Collected data entries:

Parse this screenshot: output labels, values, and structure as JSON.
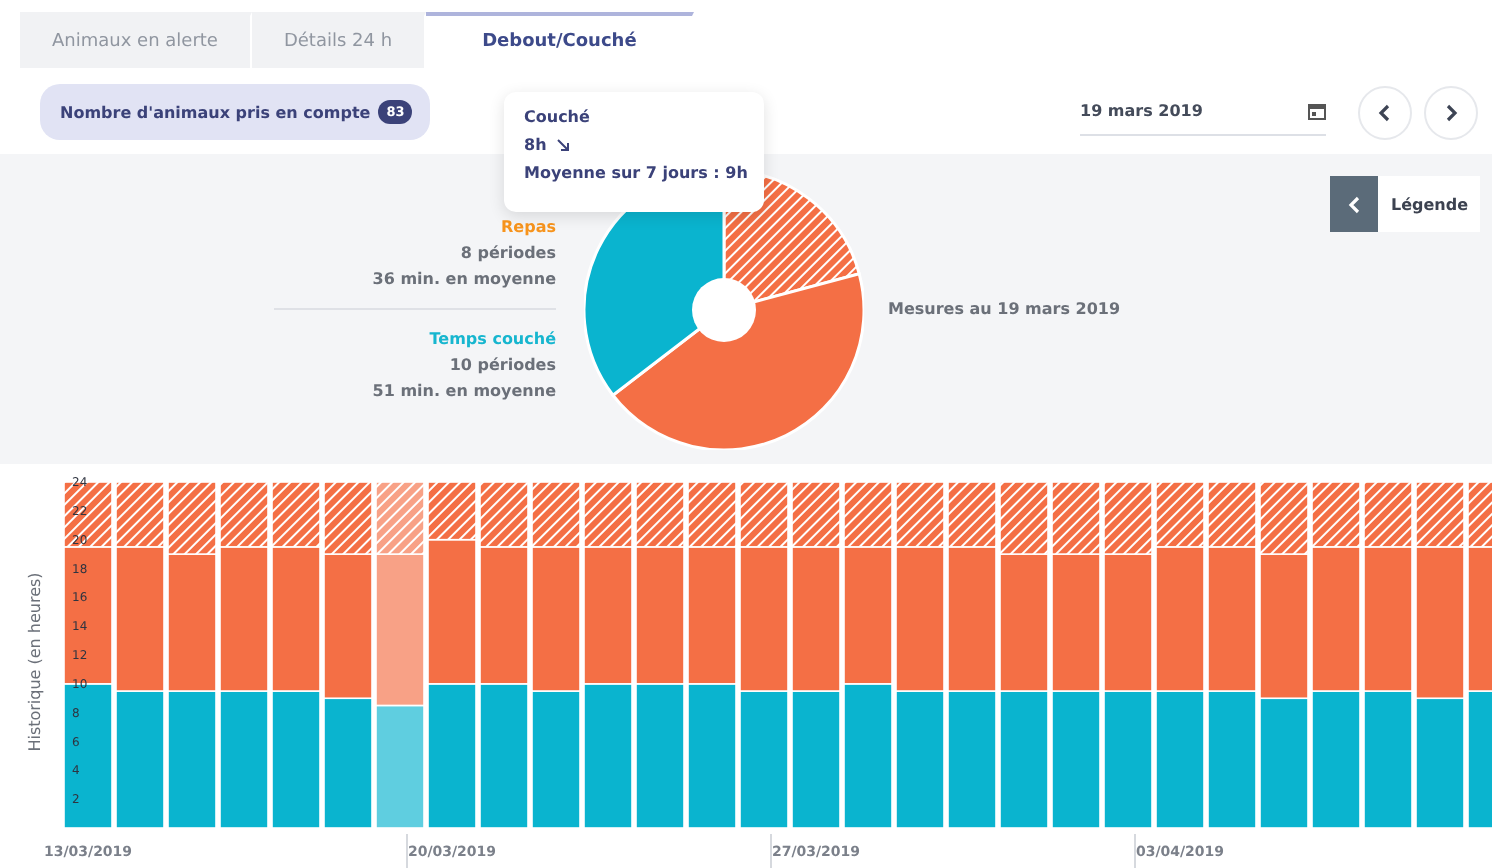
{
  "tabs": [
    {
      "label": "Animaux en alerte",
      "selected": false
    },
    {
      "label": "Détails 24 h",
      "selected": false
    },
    {
      "label": "Debout/Couché",
      "selected": true
    }
  ],
  "count_chip": {
    "label": "Nombre d'animaux pris en compte",
    "count": "83"
  },
  "date_field": {
    "value": "19 mars 2019"
  },
  "tooltip": {
    "title": "Couché",
    "value": "8h",
    "average": "Moyenne sur 7 jours : 9h"
  },
  "summary": {
    "groups": [
      {
        "title": "Repas",
        "color": "#f7941d",
        "lines": [
          "8 périodes",
          "36 min. en moyenne"
        ]
      },
      {
        "title": "Temps couché",
        "color": "#17b6cf",
        "lines": [
          "10 périodes",
          "51 min. en moyenne"
        ]
      }
    ],
    "caption": "Mesures au 19 mars 2019"
  },
  "legend_button": {
    "label": "Légende"
  },
  "history": {
    "series_styles": [
      {
        "hatched": false
      },
      {
        "hatched": false
      },
      {
        "hatched": true
      }
    ],
    "bar_states": [
      {
        "selected": false
      },
      {
        "selected": false
      },
      {
        "selected": false
      },
      {
        "selected": false
      },
      {
        "selected": false
      },
      {
        "selected": false
      },
      {
        "selected": true
      },
      {
        "selected": false
      },
      {
        "selected": false
      },
      {
        "selected": false
      },
      {
        "selected": false
      },
      {
        "selected": false
      },
      {
        "selected": false
      },
      {
        "selected": false
      },
      {
        "selected": false
      },
      {
        "selected": false
      },
      {
        "selected": false
      },
      {
        "selected": false
      },
      {
        "selected": false
      },
      {
        "selected": false
      },
      {
        "selected": false
      },
      {
        "selected": false
      },
      {
        "selected": false
      },
      {
        "selected": false
      },
      {
        "selected": false
      },
      {
        "selected": false
      },
      {
        "selected": false
      },
      {
        "selected": false
      }
    ],
    "chart_data": {
      "type": "bar",
      "stacked": true,
      "ylabel": "Historique (en heures)",
      "ylim": [
        0,
        24
      ],
      "yticks": [
        2,
        4,
        6,
        8,
        10,
        12,
        14,
        16,
        18,
        20,
        22,
        24
      ],
      "categories": [
        "13/03/2019",
        null,
        null,
        null,
        null,
        null,
        null,
        "20/03/2019",
        null,
        null,
        null,
        null,
        null,
        null,
        "27/03/2019",
        null,
        null,
        null,
        null,
        null,
        null,
        "03/04/2019",
        null,
        null,
        null,
        null,
        null,
        null
      ],
      "series": [
        {
          "color": "#0ab4cf",
          "values": [
            10,
            9.5,
            9.5,
            9.5,
            9.5,
            9,
            8.5,
            10,
            10,
            9.5,
            10,
            10,
            10,
            9.5,
            9.5,
            10,
            9.5,
            9.5,
            9.5,
            9.5,
            9.5,
            9.5,
            9.5,
            9,
            9.5,
            9.5,
            9,
            9.5
          ]
        },
        {
          "color": "#f46f45",
          "values": [
            9.5,
            10,
            9.5,
            10,
            10,
            10,
            10.5,
            10,
            9.5,
            10,
            9.5,
            9.5,
            9.5,
            10,
            10,
            9.5,
            10,
            10,
            9.5,
            9.5,
            9.5,
            10,
            10,
            10,
            10,
            10,
            10.5,
            10
          ]
        },
        {
          "color": "#f46f45",
          "values": [
            4.5,
            4.5,
            5,
            4.5,
            4.5,
            5,
            5,
            4,
            4.5,
            4.5,
            4.5,
            4.5,
            4.5,
            4.5,
            4.5,
            4.5,
            4.5,
            4.5,
            5,
            5,
            5,
            4.5,
            4.5,
            5,
            4.5,
            4.5,
            4.5,
            4.5
          ]
        }
      ]
    }
  }
}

## What is needed
From the data above, copy each line that holds "true".

## Task result
      "selected": true
        "hatched": true
        "selected": true
      "stacked": true,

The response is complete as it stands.